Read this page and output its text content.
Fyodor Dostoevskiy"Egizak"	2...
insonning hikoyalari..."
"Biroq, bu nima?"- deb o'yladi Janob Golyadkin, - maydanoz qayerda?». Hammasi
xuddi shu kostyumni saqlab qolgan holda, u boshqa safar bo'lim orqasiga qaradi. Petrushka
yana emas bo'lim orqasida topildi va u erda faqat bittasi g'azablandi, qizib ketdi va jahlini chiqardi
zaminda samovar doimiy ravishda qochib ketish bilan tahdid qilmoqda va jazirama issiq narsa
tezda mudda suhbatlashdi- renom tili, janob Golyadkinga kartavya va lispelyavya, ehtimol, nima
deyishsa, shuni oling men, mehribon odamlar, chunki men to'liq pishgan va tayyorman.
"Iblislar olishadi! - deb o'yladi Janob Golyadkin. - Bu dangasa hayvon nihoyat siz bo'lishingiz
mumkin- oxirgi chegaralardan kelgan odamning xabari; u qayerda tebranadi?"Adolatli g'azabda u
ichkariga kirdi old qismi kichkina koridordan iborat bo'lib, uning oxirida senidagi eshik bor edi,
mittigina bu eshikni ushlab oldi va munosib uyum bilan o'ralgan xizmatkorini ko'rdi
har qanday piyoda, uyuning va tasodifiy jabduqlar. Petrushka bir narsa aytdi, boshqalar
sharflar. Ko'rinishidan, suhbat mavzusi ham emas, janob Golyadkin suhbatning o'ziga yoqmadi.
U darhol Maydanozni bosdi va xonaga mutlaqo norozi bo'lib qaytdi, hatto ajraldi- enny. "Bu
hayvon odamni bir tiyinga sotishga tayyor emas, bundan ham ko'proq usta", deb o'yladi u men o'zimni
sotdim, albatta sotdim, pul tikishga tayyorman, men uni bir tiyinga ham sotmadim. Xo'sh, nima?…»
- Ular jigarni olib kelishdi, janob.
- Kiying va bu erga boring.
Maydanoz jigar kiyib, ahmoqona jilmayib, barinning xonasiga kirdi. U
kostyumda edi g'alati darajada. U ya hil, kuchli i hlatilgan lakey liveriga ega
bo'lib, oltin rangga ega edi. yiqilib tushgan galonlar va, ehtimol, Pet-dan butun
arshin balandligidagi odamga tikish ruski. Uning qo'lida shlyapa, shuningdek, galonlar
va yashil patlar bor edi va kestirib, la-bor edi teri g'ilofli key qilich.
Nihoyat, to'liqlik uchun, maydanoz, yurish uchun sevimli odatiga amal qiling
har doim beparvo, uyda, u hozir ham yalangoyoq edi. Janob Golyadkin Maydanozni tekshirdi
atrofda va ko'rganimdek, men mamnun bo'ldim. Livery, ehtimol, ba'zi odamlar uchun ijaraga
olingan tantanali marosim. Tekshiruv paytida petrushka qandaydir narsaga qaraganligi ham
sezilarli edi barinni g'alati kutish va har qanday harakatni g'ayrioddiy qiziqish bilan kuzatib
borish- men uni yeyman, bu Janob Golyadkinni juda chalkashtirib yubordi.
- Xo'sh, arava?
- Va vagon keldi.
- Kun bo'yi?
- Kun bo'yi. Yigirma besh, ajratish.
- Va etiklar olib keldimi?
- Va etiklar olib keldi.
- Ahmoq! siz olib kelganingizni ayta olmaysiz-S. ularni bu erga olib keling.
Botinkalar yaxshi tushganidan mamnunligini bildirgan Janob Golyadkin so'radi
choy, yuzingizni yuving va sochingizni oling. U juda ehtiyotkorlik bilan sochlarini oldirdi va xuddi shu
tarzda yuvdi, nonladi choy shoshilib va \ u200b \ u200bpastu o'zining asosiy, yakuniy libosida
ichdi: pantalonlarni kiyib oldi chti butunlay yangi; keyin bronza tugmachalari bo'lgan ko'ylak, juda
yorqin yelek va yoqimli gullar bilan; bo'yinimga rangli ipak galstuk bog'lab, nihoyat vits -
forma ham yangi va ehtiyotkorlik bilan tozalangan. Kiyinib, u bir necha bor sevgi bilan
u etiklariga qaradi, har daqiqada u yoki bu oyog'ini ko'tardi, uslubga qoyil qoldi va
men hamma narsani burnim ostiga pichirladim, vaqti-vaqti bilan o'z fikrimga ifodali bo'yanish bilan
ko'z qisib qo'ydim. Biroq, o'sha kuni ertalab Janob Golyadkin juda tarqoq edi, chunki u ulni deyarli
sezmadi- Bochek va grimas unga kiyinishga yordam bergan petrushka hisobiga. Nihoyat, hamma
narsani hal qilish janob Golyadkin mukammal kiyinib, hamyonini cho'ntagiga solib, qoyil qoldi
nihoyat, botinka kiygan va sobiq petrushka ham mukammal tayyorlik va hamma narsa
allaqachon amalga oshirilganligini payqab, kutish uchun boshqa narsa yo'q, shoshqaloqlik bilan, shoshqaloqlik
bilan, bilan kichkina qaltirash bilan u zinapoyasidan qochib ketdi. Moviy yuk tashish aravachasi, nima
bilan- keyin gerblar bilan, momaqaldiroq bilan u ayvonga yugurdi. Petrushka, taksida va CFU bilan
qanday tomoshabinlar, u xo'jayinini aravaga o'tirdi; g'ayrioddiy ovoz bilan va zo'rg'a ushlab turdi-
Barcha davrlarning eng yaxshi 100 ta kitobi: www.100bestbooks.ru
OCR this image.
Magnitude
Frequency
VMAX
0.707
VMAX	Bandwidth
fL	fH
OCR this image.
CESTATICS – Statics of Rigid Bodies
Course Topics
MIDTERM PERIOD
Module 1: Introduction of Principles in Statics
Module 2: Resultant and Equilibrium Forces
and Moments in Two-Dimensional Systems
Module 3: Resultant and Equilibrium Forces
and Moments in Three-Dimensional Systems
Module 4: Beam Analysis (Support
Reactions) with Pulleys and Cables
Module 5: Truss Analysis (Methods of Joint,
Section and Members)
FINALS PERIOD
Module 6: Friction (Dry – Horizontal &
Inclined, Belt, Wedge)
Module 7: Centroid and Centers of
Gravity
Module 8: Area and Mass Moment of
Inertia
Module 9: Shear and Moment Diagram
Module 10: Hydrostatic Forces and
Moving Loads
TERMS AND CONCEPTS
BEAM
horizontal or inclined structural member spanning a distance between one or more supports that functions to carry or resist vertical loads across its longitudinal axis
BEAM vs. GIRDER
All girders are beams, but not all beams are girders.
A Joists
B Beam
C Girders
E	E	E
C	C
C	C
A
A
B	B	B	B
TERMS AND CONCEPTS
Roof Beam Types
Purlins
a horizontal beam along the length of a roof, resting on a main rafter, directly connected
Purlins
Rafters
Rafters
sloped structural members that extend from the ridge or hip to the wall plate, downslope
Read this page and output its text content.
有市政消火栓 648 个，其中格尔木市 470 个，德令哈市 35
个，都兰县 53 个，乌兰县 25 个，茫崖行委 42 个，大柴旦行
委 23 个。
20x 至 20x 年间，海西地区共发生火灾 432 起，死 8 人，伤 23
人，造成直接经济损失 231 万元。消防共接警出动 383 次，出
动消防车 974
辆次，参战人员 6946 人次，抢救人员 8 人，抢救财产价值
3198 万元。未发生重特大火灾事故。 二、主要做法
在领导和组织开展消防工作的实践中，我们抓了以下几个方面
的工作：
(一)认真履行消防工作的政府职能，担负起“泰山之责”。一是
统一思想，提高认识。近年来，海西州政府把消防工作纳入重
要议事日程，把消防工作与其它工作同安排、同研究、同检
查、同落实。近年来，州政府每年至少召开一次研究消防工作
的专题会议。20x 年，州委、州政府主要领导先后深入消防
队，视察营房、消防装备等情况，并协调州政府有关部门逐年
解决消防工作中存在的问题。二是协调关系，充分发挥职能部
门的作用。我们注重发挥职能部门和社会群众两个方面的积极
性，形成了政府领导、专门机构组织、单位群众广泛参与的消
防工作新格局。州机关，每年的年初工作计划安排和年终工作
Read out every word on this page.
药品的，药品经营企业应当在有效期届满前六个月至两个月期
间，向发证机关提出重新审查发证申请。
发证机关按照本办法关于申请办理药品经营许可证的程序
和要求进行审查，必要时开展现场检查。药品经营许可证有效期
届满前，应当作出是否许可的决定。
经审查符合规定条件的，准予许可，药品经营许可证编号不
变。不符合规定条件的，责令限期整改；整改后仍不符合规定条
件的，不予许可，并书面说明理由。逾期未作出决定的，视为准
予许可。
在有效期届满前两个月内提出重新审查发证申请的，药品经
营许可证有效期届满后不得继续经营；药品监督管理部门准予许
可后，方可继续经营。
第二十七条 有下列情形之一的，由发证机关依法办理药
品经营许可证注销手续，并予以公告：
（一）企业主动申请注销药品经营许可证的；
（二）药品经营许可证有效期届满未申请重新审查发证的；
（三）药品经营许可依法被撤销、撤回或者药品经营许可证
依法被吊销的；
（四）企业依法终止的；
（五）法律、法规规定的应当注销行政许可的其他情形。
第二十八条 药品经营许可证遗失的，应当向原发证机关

··········

- _Exercise aim_
Identify the lines in the entries that hold "mukammal" and return each one.

- _Output of the exercise_
narsani hal qilish janob Golyadkin mukammal kiyinib, hamyonini cho'ntagiga solib, qoyil qoldi
nihoyat, botinka kiygan va sobiq petrushka ham mukammal tayyorlik va hamma narsa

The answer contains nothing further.